--- BEGIN RECORDS PROVIDED ---

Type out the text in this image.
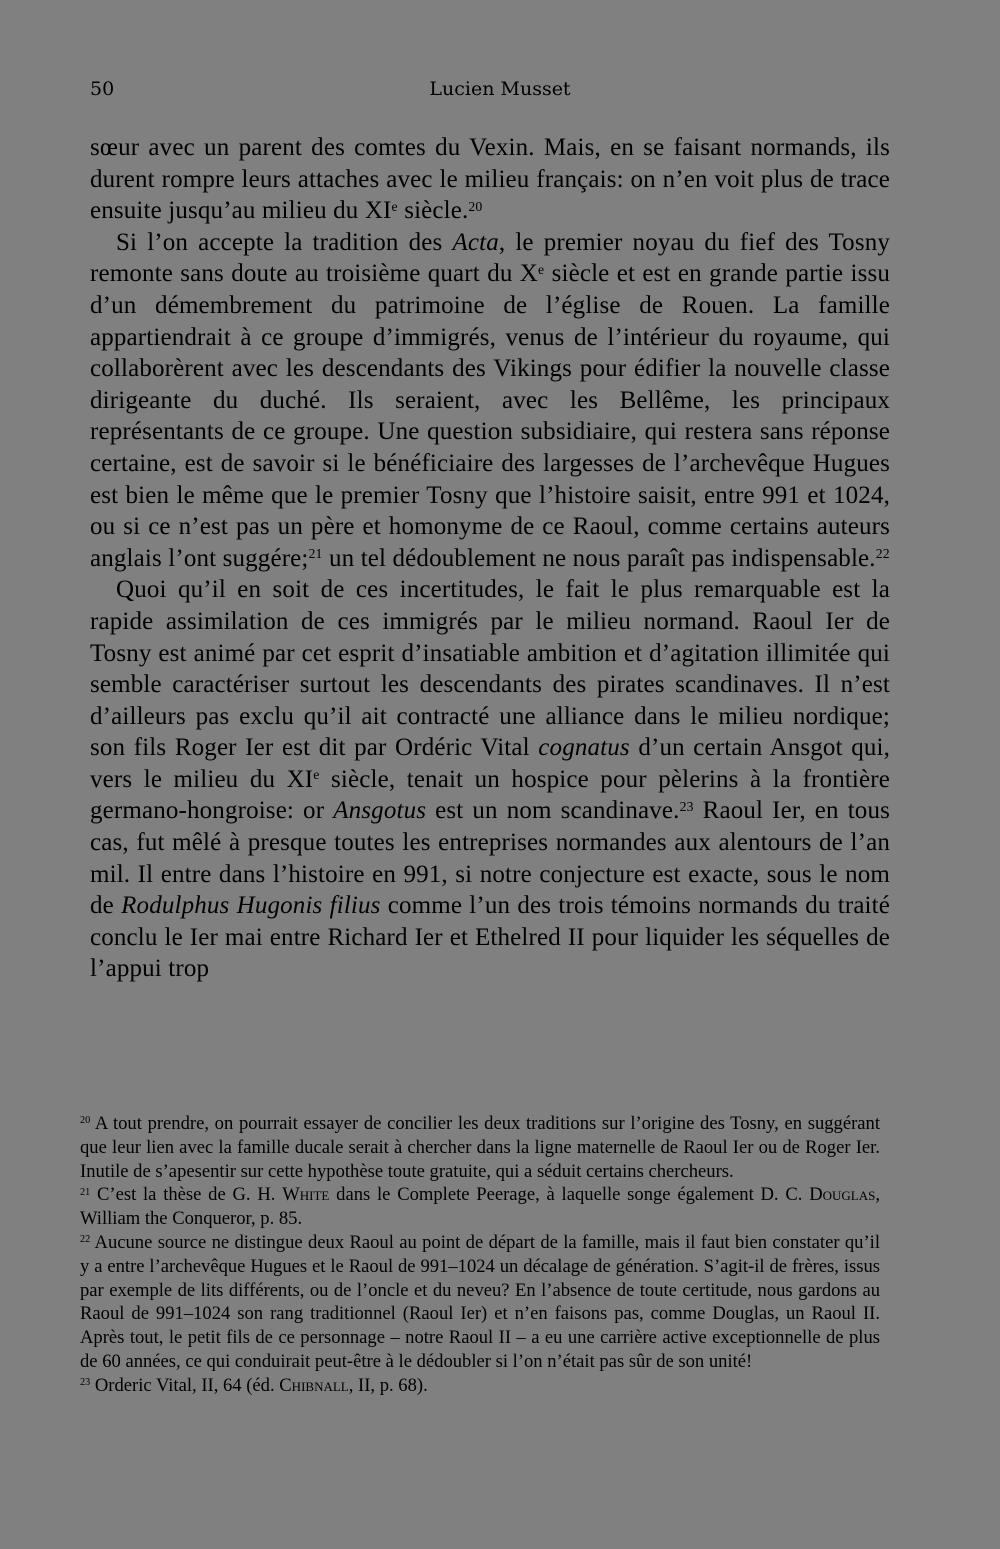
50	Lucien Musset

sœur avec un parent des comtes du Vexin. Mais, en se faisant normands, ils durent rompre leurs attaches avec le milieu français: on n’en voit plus de trace ensuite jusqu’au milieu du XIe siècle.$^{20}$

Si l’on accepte la tradition des Acta, le premier noyau du fief des Tosny remonte sans doute au troisième quart du Xe siècle et est en grande partie issu d’un démembrement du patrimoine de l’église de Rouen. La famille appartiendrait à ce groupe d’immigrés, venus de l’intérieur du royaume, qui collaborèrent avec les descendants des Vikings pour édifier la nouvelle classe dirigeante du duché. Ils seraient, avec les Bellême, les principaux représentants de ce groupe. Une question subsidiaire, qui restera sans réponse certaine, est de savoir si le bénéficiaire des largesses de l’archevêque Hugues est bien le même que le premier Tosny que l’histoire saisit, entre 991 et 1024, ou si ce n’est pas un père et homonyme de ce Raoul, comme certains auteurs anglais l’ont suggére;$^{21}$ un tel dédoublement ne nous paraît pas indispensable.$^{22}$

Quoi qu’il en soit de ces incertitudes, le fait le plus remarquable est la rapide assimilation de ces immigrés par le milieu normand. Raoul Ier de Tosny est animé par cet esprit d’insatiable ambition et d’agitation illimitée qui semble caractériser surtout les descendants des pirates scandinaves. Il n’est d’ailleurs pas exclu qu’il ait contracté une alliance dans le milieu nordique; son fils Roger Ier est dit par Ordéric Vital cognatus d’un certain Ansgot qui, vers le milieu du XIe siècle, tenait un hospice pour pèlerins à la frontière germano-hongroise: or Ansgotus est un nom scandinave.$^{23}$ Raoul Ier, en tous cas, fut mêlé à presque toutes les entreprises normandes aux alentours de l’an mil. Il entre dans l’histoire en 991, si notre conjecture est exacte, sous le nom de Rodulphus Hugonis filius comme l’un des trois témoins normands du traité conclu le Ier mai entre Richard Ier et Ethelred II pour liquider les séquelles de l’appui trop

$^{20}$ A tout prendre, on pourrait essayer de concilier les deux traditions sur l’origine des Tosny, en suggérant que leur lien avec la famille ducale serait à chercher dans la ligne maternelle de Raoul Ier ou de Roger Ier. Inutile de s’apesentir sur cette hypothèse toute gratuite, qui a séduit certains chercheurs.

$^{21}$ C’est la thèse de G. H. White dans le Complete Peerage, à laquelle songe également D. C. Douglas, William the Conqueror, p. 85.

$^{22}$ Aucune source ne distingue deux Raoul au point de départ de la famille, mais il faut bien constater qu’il y a entre l’archevêque Hugues et le Raoul de 991–1024 un décalage de génération. S’agit-il de frères, issus par exemple de lits différents, ou de l’oncle et du neveu? En l’absence de toute certitude, nous gardons au Raoul de 991–1024 son rang traditionnel (Raoul Ier) et n’en faisons pas, comme Douglas, un Raoul II. Après tout, le petit fils de ce personnage – notre Raoul II – a eu une carrière active exceptionnelle de plus de 60 années, ce qui conduirait peut-être à le dédoubler si l’on n’était pas sûr de son unité!

$^{23}$ Orderic Vital, II, 64 (éd. Chibnall, II, p. 68).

--- END RECORDS PROVIDED ---

**WORK REQUIRED**
Reproduce the listing exactly. Leave its pictures out.

**RESULT OF THE TASK**
Type out the text in this image.
50	Lucien Musset

sœur avec un parent des comtes du Vexin. Mais, en se faisant normands, ils durent rompre leurs attaches avec le milieu français: on n’en voit plus de trace ensuite jusqu’au milieu du XIe siècle.$^{20}$

Si l’on accepte la tradition des Acta, le premier noyau du fief des Tosny remonte sans doute au troisième quart du Xe siècle et est en grande partie issu d’un démembrement du patrimoine de l’église de Rouen. La famille appartiendrait à ce groupe d’immigrés, venus de l’intérieur du royaume, qui collaborèrent avec les descendants des Vikings pour édifier la nouvelle classe dirigeante du duché. Ils seraient, avec les Bellême, les principaux représentants de ce groupe. Une question subsidiaire, qui restera sans réponse certaine, est de savoir si le bénéficiaire des largesses de l’archevêque Hugues est bien le même que le premier Tosny que l’histoire saisit, entre 991 et 1024, ou si ce n’est pas un père et homonyme de ce Raoul, comme certains auteurs anglais l’ont suggére;$^{21}$ un tel dédoublement ne nous paraît pas indispensable.$^{22}$

Quoi qu’il en soit de ces incertitudes, le fait le plus remarquable est la rapide assimilation de ces immigrés par le milieu normand. Raoul Ier de Tosny est animé par cet esprit d’insatiable ambition et d’agitation illimitée qui semble caractériser surtout les descendants des pirates scandinaves. Il n’est d’ailleurs pas exclu qu’il ait contracté une alliance dans le milieu nordique; son fils Roger Ier est dit par Ordéric Vital cognatus d’un certain Ansgot qui, vers le milieu du XIe siècle, tenait un hospice pour pèlerins à la frontière germano-hongroise: or Ansgotus est un nom scandinave.$^{23}$ Raoul Ier, en tous cas, fut mêlé à presque toutes les entreprises normandes aux alentours de l’an mil. Il entre dans l’histoire en 991, si notre conjecture est exacte, sous le nom de Rodulphus Hugonis filius comme l’un des trois témoins normands du traité conclu le Ier mai entre Richard Ier et Ethelred II pour liquider les séquelles de l’appui trop

$^{20}$ A tout prendre, on pourrait essayer de concilier les deux traditions sur l’origine des Tosny, en suggérant que leur lien avec la famille ducale serait à chercher dans la ligne maternelle de Raoul Ier ou de Roger Ier. Inutile de s’apesentir sur cette hypothèse toute gratuite, qui a séduit certains chercheurs.

$^{21}$ C’est la thèse de G. H. White dans le Complete Peerage, à laquelle songe également D. C. Douglas, William the Conqueror, p. 85.

$^{22}$ Aucune source ne distingue deux Raoul au point de départ de la famille, mais il faut bien constater qu’il y a entre l’archevêque Hugues et le Raoul de 991–1024 un décalage de génération. S’agit-il de frères, issus par exemple de lits différents, ou de l’oncle et du neveu? En l’absence de toute certitude, nous gardons au Raoul de 991–1024 son rang traditionnel (Raoul Ier) et n’en faisons pas, comme Douglas, un Raoul II. Après tout, le petit fils de ce personnage – notre Raoul II – a eu une carrière active exceptionnelle de plus de 60 années, ce qui conduirait peut-être à le dédoubler si l’on n’était pas sûr de son unité!

$^{23}$ Orderic Vital, II, 64 (éd. Chibnall, II, p. 68).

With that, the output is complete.